» **Exercise brief**:
Each line of the material must be repeated precisely, with the pictures left out.

## Begin Records provided

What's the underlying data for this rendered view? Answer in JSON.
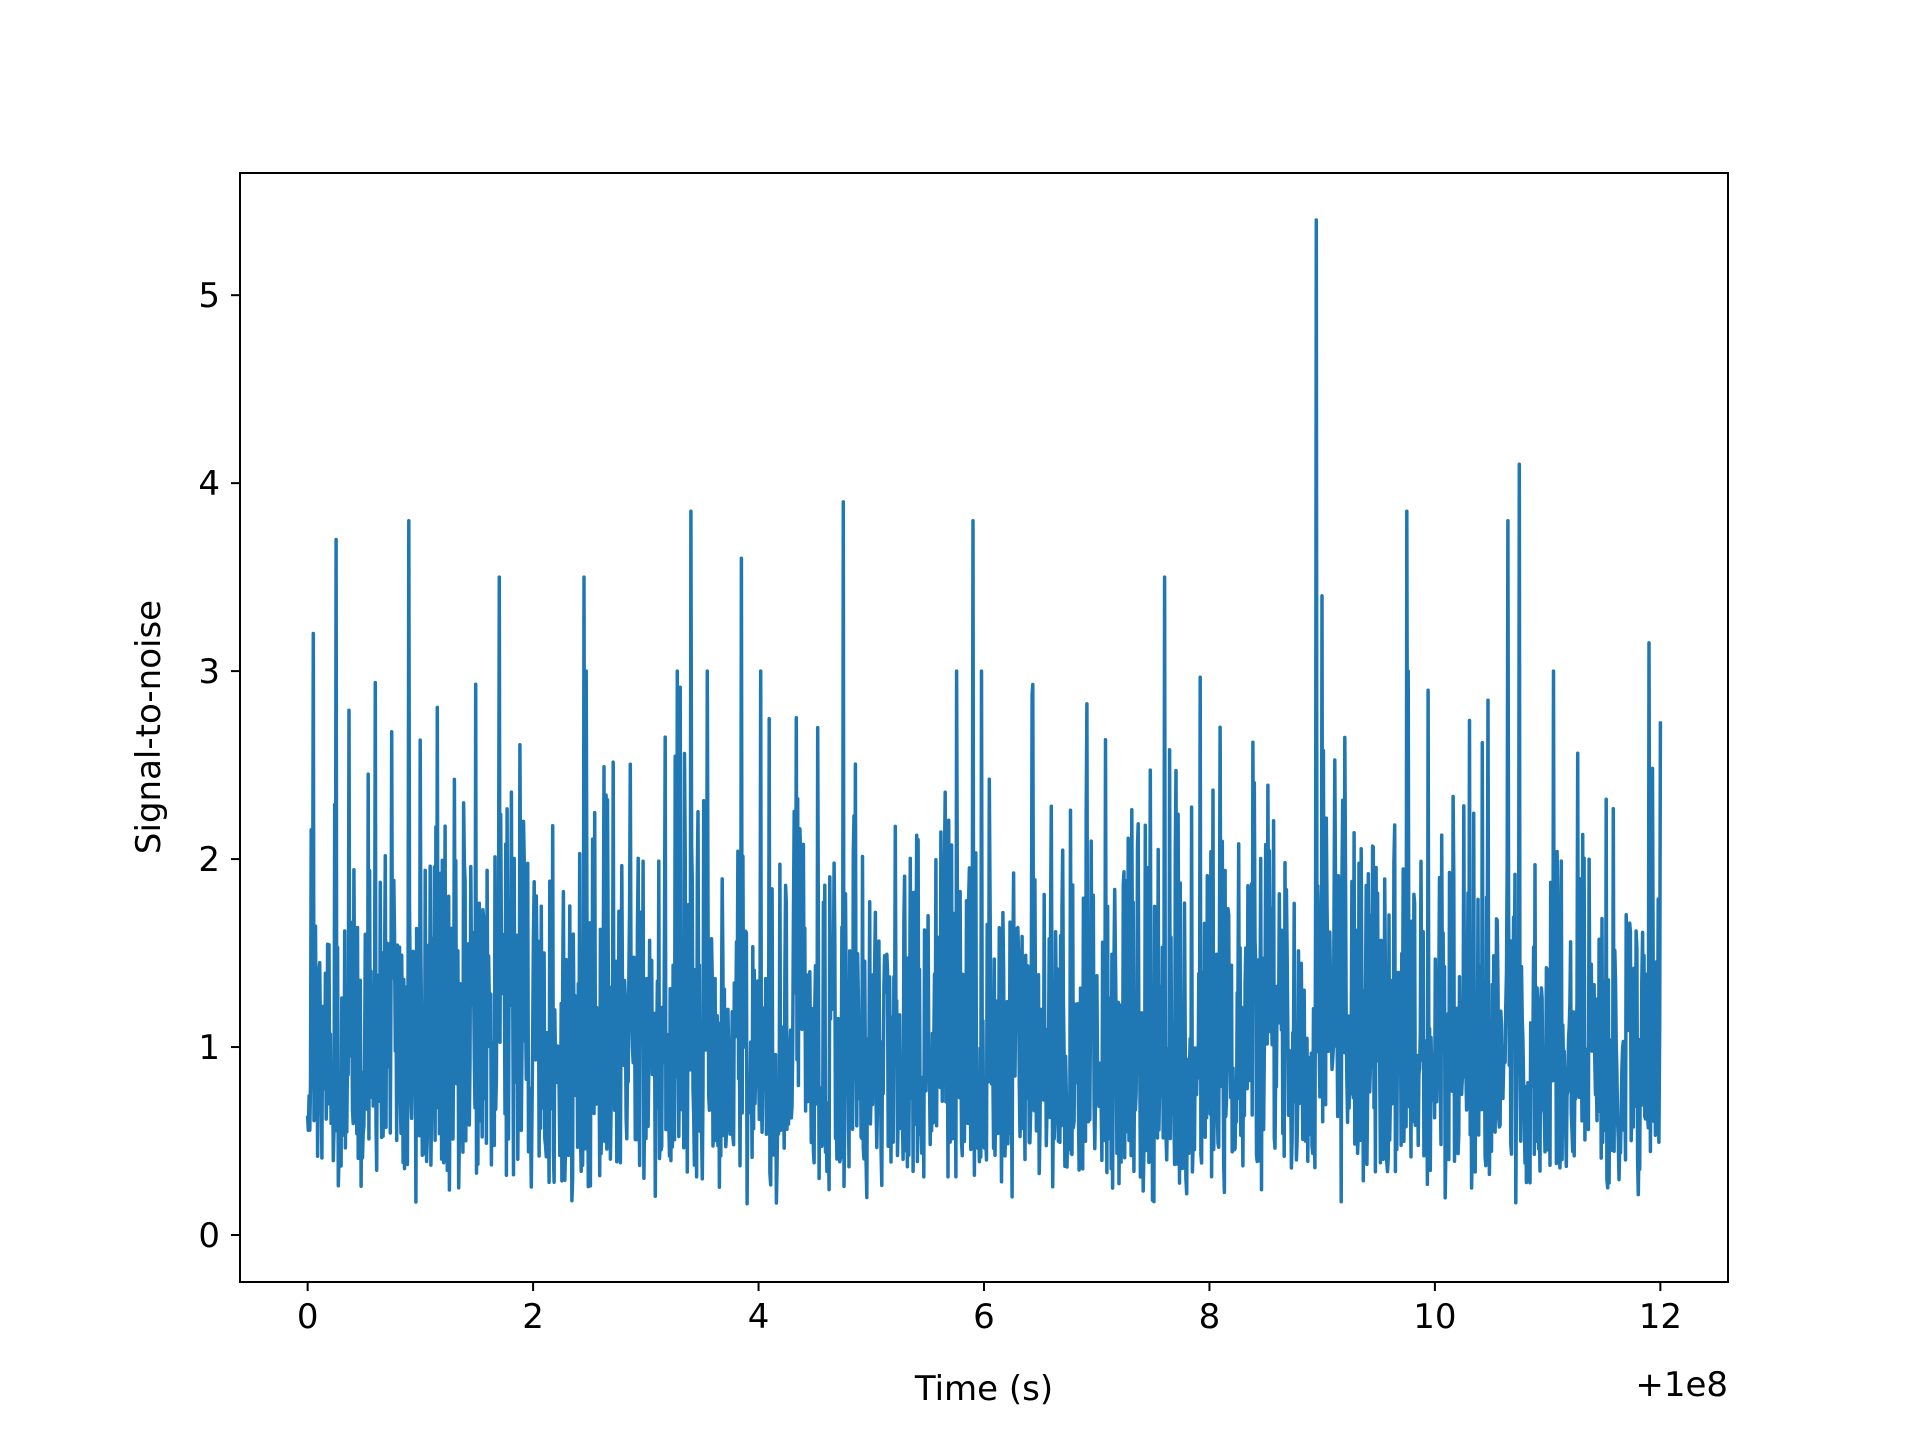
{
  "chart_data": {
    "type": "line",
    "xlabel": "Time (s)",
    "ylabel": "Signal-to-noise",
    "x_offset_label": "+1e8",
    "xlim": [
      -0.6,
      12.6
    ],
    "ylim": [
      -0.25,
      5.65
    ],
    "xticks": [
      0,
      2,
      4,
      6,
      8,
      10,
      12
    ],
    "xtick_labels": [
      "0",
      "2",
      "4",
      "6",
      "8",
      "10",
      "12"
    ],
    "yticks": [
      0,
      1,
      2,
      3,
      4,
      5
    ],
    "ytick_labels": [
      "0",
      "1",
      "2",
      "3",
      "4",
      "5"
    ],
    "grid": false,
    "series": [
      {
        "color": "#1f77b4",
        "x_start": 0,
        "x_end": 12,
        "samples": 1900,
        "typical_range": [
          0.05,
          2.5
        ],
        "peaks": [
          {
            "x": 0.05,
            "y": 3.2
          },
          {
            "x": 0.25,
            "y": 3.7
          },
          {
            "x": 0.9,
            "y": 3.8
          },
          {
            "x": 1.7,
            "y": 3.5
          },
          {
            "x": 2.45,
            "y": 3.5
          },
          {
            "x": 3.4,
            "y": 3.85
          },
          {
            "x": 3.85,
            "y": 3.6
          },
          {
            "x": 4.75,
            "y": 3.9
          },
          {
            "x": 5.9,
            "y": 3.8
          },
          {
            "x": 7.6,
            "y": 3.5
          },
          {
            "x": 8.95,
            "y": 5.4
          },
          {
            "x": 9.0,
            "y": 3.4
          },
          {
            "x": 9.75,
            "y": 3.85
          },
          {
            "x": 10.65,
            "y": 3.8
          },
          {
            "x": 10.75,
            "y": 4.1
          },
          {
            "x": 11.9,
            "y": 3.15
          }
        ]
      }
    ]
  }
}
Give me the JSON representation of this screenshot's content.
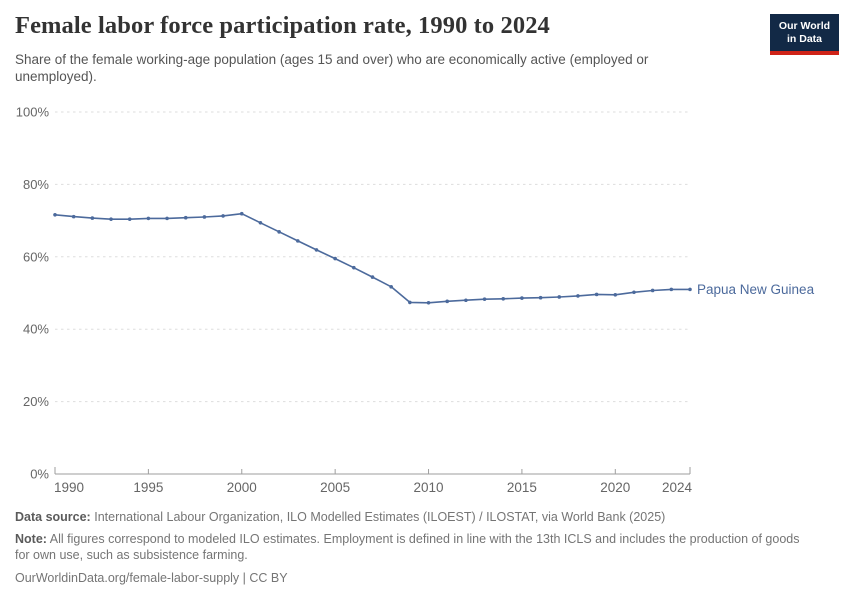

## End Records provided

» **Full solution**:
What's the underlying data for this rendered view? Answer in JSON.
{
  "chart_data": {
    "type": "line",
    "xlabel": "Time (s)",
    "ylabel": "Signal-to-noise",
    "x_offset_label": "+1e8",
    "xlim": [
      -0.6,
      12.6
    ],
    "ylim": [
      -0.25,
      5.65
    ],
    "xticks": [
      0,
      2,
      4,
      6,
      8,
      10,
      12
    ],
    "xtick_labels": [
      "0",
      "2",
      "4",
      "6",
      "8",
      "10",
      "12"
    ],
    "yticks": [
      0,
      1,
      2,
      3,
      4,
      5
    ],
    "ytick_labels": [
      "0",
      "1",
      "2",
      "3",
      "4",
      "5"
    ],
    "grid": false,
    "series": [
      {
        "color": "#1f77b4",
        "x_start": 0,
        "x_end": 12,
        "samples": 1900,
        "typical_range": [
          0.05,
          2.5
        ],
        "peaks": [
          {
            "x": 0.05,
            "y": 3.2
          },
          {
            "x": 0.25,
            "y": 3.7
          },
          {
            "x": 0.9,
            "y": 3.8
          },
          {
            "x": 1.7,
            "y": 3.5
          },
          {
            "x": 2.45,
            "y": 3.5
          },
          {
            "x": 3.4,
            "y": 3.85
          },
          {
            "x": 3.85,
            "y": 3.6
          },
          {
            "x": 4.75,
            "y": 3.9
          },
          {
            "x": 5.9,
            "y": 3.8
          },
          {
            "x": 7.6,
            "y": 3.5
          },
          {
            "x": 8.95,
            "y": 5.4
          },
          {
            "x": 9.0,
            "y": 3.4
          },
          {
            "x": 9.75,
            "y": 3.85
          },
          {
            "x": 10.65,
            "y": 3.8
          },
          {
            "x": 10.75,
            "y": 4.1
          },
          {
            "x": 11.9,
            "y": 3.15
          }
        ]
      }
    ]
  }
}
Give me the JSON representation of this screenshot's content.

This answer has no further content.